>> BEGIN

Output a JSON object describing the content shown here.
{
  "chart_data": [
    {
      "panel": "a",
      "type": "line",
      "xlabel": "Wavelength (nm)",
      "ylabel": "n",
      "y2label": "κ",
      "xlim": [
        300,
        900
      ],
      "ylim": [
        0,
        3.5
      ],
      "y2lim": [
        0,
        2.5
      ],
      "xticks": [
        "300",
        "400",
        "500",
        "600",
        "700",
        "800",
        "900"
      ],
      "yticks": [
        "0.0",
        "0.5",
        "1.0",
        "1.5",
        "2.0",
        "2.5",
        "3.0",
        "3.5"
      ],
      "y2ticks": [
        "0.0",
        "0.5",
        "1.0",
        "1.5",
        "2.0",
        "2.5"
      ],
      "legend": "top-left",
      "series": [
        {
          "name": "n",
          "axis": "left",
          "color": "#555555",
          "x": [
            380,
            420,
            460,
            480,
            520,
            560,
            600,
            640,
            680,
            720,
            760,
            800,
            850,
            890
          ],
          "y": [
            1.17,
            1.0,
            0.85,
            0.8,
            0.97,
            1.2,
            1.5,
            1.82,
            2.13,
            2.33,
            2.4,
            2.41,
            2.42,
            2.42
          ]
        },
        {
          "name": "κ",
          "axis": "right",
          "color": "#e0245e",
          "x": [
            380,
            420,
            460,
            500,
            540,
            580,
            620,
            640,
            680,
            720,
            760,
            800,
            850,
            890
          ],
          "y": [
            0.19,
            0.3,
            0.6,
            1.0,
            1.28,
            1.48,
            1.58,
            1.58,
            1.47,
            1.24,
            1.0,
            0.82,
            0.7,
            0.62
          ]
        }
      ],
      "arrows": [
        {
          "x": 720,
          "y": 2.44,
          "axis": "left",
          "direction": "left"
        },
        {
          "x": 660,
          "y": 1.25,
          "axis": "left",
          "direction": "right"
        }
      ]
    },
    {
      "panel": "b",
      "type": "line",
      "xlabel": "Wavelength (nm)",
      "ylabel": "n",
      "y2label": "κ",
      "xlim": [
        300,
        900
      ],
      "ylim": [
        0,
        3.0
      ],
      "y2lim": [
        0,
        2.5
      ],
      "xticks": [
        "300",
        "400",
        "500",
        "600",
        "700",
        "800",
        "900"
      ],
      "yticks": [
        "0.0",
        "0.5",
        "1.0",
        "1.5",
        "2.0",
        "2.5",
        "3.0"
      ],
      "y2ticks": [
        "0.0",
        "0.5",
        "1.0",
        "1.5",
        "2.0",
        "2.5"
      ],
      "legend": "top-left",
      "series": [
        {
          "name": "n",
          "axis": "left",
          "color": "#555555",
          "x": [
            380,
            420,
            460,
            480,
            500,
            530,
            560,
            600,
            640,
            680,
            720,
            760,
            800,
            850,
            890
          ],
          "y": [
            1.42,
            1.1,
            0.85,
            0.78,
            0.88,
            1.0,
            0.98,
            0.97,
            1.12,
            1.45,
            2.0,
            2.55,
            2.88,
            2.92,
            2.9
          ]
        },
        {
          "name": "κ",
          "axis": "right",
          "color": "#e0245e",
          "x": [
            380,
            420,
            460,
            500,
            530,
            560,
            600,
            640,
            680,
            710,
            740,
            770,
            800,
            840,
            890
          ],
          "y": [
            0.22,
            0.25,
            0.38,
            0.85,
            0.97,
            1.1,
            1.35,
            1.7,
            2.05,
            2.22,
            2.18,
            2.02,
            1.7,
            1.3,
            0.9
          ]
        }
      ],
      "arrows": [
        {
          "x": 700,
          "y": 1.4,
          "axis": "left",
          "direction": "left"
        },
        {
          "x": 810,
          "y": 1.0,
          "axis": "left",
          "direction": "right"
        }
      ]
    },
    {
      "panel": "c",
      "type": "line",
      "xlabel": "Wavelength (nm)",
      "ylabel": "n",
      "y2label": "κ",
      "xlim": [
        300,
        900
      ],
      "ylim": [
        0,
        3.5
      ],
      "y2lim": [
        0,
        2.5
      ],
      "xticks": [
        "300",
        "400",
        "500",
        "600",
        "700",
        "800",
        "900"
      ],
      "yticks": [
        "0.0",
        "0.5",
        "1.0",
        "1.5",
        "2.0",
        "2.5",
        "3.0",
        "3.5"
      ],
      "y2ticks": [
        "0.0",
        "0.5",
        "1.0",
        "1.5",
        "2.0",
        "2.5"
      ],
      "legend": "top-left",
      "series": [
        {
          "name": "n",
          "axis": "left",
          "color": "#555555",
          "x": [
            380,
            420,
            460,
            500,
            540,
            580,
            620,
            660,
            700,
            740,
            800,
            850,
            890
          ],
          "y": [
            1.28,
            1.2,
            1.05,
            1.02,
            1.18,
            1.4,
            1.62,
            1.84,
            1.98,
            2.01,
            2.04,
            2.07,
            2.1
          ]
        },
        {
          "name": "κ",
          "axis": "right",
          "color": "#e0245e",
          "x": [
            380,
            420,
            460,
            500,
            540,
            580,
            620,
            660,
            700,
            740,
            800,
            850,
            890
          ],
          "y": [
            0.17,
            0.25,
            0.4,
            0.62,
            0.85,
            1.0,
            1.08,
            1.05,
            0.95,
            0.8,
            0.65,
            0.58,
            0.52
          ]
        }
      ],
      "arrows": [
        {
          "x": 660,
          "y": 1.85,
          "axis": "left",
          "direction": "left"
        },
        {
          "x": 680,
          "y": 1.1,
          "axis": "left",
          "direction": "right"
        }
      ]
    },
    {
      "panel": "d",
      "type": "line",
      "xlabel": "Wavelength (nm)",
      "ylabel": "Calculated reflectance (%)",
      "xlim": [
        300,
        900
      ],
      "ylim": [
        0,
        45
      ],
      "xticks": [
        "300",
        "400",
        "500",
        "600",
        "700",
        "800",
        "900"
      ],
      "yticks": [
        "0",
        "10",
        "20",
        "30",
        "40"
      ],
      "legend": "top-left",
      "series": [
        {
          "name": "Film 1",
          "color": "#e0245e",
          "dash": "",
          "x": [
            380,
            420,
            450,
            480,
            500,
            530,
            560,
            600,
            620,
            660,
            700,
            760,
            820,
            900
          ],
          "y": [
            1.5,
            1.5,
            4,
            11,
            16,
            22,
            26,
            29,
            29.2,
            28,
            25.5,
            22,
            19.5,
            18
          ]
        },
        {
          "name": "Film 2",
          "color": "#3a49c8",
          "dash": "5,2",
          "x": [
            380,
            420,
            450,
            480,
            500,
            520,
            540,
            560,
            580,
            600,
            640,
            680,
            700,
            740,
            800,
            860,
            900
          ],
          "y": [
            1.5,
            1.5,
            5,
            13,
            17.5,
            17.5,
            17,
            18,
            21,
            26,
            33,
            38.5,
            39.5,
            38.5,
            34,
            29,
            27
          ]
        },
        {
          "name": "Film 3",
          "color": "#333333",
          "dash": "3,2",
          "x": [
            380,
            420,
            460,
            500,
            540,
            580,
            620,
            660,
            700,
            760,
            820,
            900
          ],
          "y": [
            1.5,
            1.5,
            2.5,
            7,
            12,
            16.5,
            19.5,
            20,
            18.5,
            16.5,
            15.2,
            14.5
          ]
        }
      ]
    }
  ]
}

>> END

**Given instruction**
Each record above should be restated word for word.

**Written solution**
Output a JSON object describing the content shown here.
{
  "chart_data": [
    {
      "panel": "a",
      "type": "line",
      "xlabel": "Wavelength (nm)",
      "ylabel": "n",
      "y2label": "κ",
      "xlim": [
        300,
        900
      ],
      "ylim": [
        0,
        3.5
      ],
      "y2lim": [
        0,
        2.5
      ],
      "xticks": [
        "300",
        "400",
        "500",
        "600",
        "700",
        "800",
        "900"
      ],
      "yticks": [
        "0.0",
        "0.5",
        "1.0",
        "1.5",
        "2.0",
        "2.5",
        "3.0",
        "3.5"
      ],
      "y2ticks": [
        "0.0",
        "0.5",
        "1.0",
        "1.5",
        "2.0",
        "2.5"
      ],
      "legend": "top-left",
      "series": [
        {
          "name": "n",
          "axis": "left",
          "color": "#555555",
          "x": [
            380,
            420,
            460,
            480,
            520,
            560,
            600,
            640,
            680,
            720,
            760,
            800,
            850,
            890
          ],
          "y": [
            1.17,
            1.0,
            0.85,
            0.8,
            0.97,
            1.2,
            1.5,
            1.82,
            2.13,
            2.33,
            2.4,
            2.41,
            2.42,
            2.42
          ]
        },
        {
          "name": "κ",
          "axis": "right",
          "color": "#e0245e",
          "x": [
            380,
            420,
            460,
            500,
            540,
            580,
            620,
            640,
            680,
            720,
            760,
            800,
            850,
            890
          ],
          "y": [
            0.19,
            0.3,
            0.6,
            1.0,
            1.28,
            1.48,
            1.58,
            1.58,
            1.47,
            1.24,
            1.0,
            0.82,
            0.7,
            0.62
          ]
        }
      ],
      "arrows": [
        {
          "x": 720,
          "y": 2.44,
          "axis": "left",
          "direction": "left"
        },
        {
          "x": 660,
          "y": 1.25,
          "axis": "left",
          "direction": "right"
        }
      ]
    },
    {
      "panel": "b",
      "type": "line",
      "xlabel": "Wavelength (nm)",
      "ylabel": "n",
      "y2label": "κ",
      "xlim": [
        300,
        900
      ],
      "ylim": [
        0,
        3.0
      ],
      "y2lim": [
        0,
        2.5
      ],
      "xticks": [
        "300",
        "400",
        "500",
        "600",
        "700",
        "800",
        "900"
      ],
      "yticks": [
        "0.0",
        "0.5",
        "1.0",
        "1.5",
        "2.0",
        "2.5",
        "3.0"
      ],
      "y2ticks": [
        "0.0",
        "0.5",
        "1.0",
        "1.5",
        "2.0",
        "2.5"
      ],
      "legend": "top-left",
      "series": [
        {
          "name": "n",
          "axis": "left",
          "color": "#555555",
          "x": [
            380,
            420,
            460,
            480,
            500,
            530,
            560,
            600,
            640,
            680,
            720,
            760,
            800,
            850,
            890
          ],
          "y": [
            1.42,
            1.1,
            0.85,
            0.78,
            0.88,
            1.0,
            0.98,
            0.97,
            1.12,
            1.45,
            2.0,
            2.55,
            2.88,
            2.92,
            2.9
          ]
        },
        {
          "name": "κ",
          "axis": "right",
          "color": "#e0245e",
          "x": [
            380,
            420,
            460,
            500,
            530,
            560,
            600,
            640,
            680,
            710,
            740,
            770,
            800,
            840,
            890
          ],
          "y": [
            0.22,
            0.25,
            0.38,
            0.85,
            0.97,
            1.1,
            1.35,
            1.7,
            2.05,
            2.22,
            2.18,
            2.02,
            1.7,
            1.3,
            0.9
          ]
        }
      ],
      "arrows": [
        {
          "x": 700,
          "y": 1.4,
          "axis": "left",
          "direction": "left"
        },
        {
          "x": 810,
          "y": 1.0,
          "axis": "left",
          "direction": "right"
        }
      ]
    },
    {
      "panel": "c",
      "type": "line",
      "xlabel": "Wavelength (nm)",
      "ylabel": "n",
      "y2label": "κ",
      "xlim": [
        300,
        900
      ],
      "ylim": [
        0,
        3.5
      ],
      "y2lim": [
        0,
        2.5
      ],
      "xticks": [
        "300",
        "400",
        "500",
        "600",
        "700",
        "800",
        "900"
      ],
      "yticks": [
        "0.0",
        "0.5",
        "1.0",
        "1.5",
        "2.0",
        "2.5",
        "3.0",
        "3.5"
      ],
      "y2ticks": [
        "0.0",
        "0.5",
        "1.0",
        "1.5",
        "2.0",
        "2.5"
      ],
      "legend": "top-left",
      "series": [
        {
          "name": "n",
          "axis": "left",
          "color": "#555555",
          "x": [
            380,
            420,
            460,
            500,
            540,
            580,
            620,
            660,
            700,
            740,
            800,
            850,
            890
          ],
          "y": [
            1.28,
            1.2,
            1.05,
            1.02,
            1.18,
            1.4,
            1.62,
            1.84,
            1.98,
            2.01,
            2.04,
            2.07,
            2.1
          ]
        },
        {
          "name": "κ",
          "axis": "right",
          "color": "#e0245e",
          "x": [
            380,
            420,
            460,
            500,
            540,
            580,
            620,
            660,
            700,
            740,
            800,
            850,
            890
          ],
          "y": [
            0.17,
            0.25,
            0.4,
            0.62,
            0.85,
            1.0,
            1.08,
            1.05,
            0.95,
            0.8,
            0.65,
            0.58,
            0.52
          ]
        }
      ],
      "arrows": [
        {
          "x": 660,
          "y": 1.85,
          "axis": "left",
          "direction": "left"
        },
        {
          "x": 680,
          "y": 1.1,
          "axis": "left",
          "direction": "right"
        }
      ]
    },
    {
      "panel": "d",
      "type": "line",
      "xlabel": "Wavelength (nm)",
      "ylabel": "Calculated reflectance (%)",
      "xlim": [
        300,
        900
      ],
      "ylim": [
        0,
        45
      ],
      "xticks": [
        "300",
        "400",
        "500",
        "600",
        "700",
        "800",
        "900"
      ],
      "yticks": [
        "0",
        "10",
        "20",
        "30",
        "40"
      ],
      "legend": "top-left",
      "series": [
        {
          "name": "Film 1",
          "color": "#e0245e",
          "dash": "",
          "x": [
            380,
            420,
            450,
            480,
            500,
            530,
            560,
            600,
            620,
            660,
            700,
            760,
            820,
            900
          ],
          "y": [
            1.5,
            1.5,
            4,
            11,
            16,
            22,
            26,
            29,
            29.2,
            28,
            25.5,
            22,
            19.5,
            18
          ]
        },
        {
          "name": "Film 2",
          "color": "#3a49c8",
          "dash": "5,2",
          "x": [
            380,
            420,
            450,
            480,
            500,
            520,
            540,
            560,
            580,
            600,
            640,
            680,
            700,
            740,
            800,
            860,
            900
          ],
          "y": [
            1.5,
            1.5,
            5,
            13,
            17.5,
            17.5,
            17,
            18,
            21,
            26,
            33,
            38.5,
            39.5,
            38.5,
            34,
            29,
            27
          ]
        },
        {
          "name": "Film 3",
          "color": "#333333",
          "dash": "3,2",
          "x": [
            380,
            420,
            460,
            500,
            540,
            580,
            620,
            660,
            700,
            760,
            820,
            900
          ],
          "y": [
            1.5,
            1.5,
            2.5,
            7,
            12,
            16.5,
            19.5,
            20,
            18.5,
            16.5,
            15.2,
            14.5
          ]
        }
      ]
    }
  ]
}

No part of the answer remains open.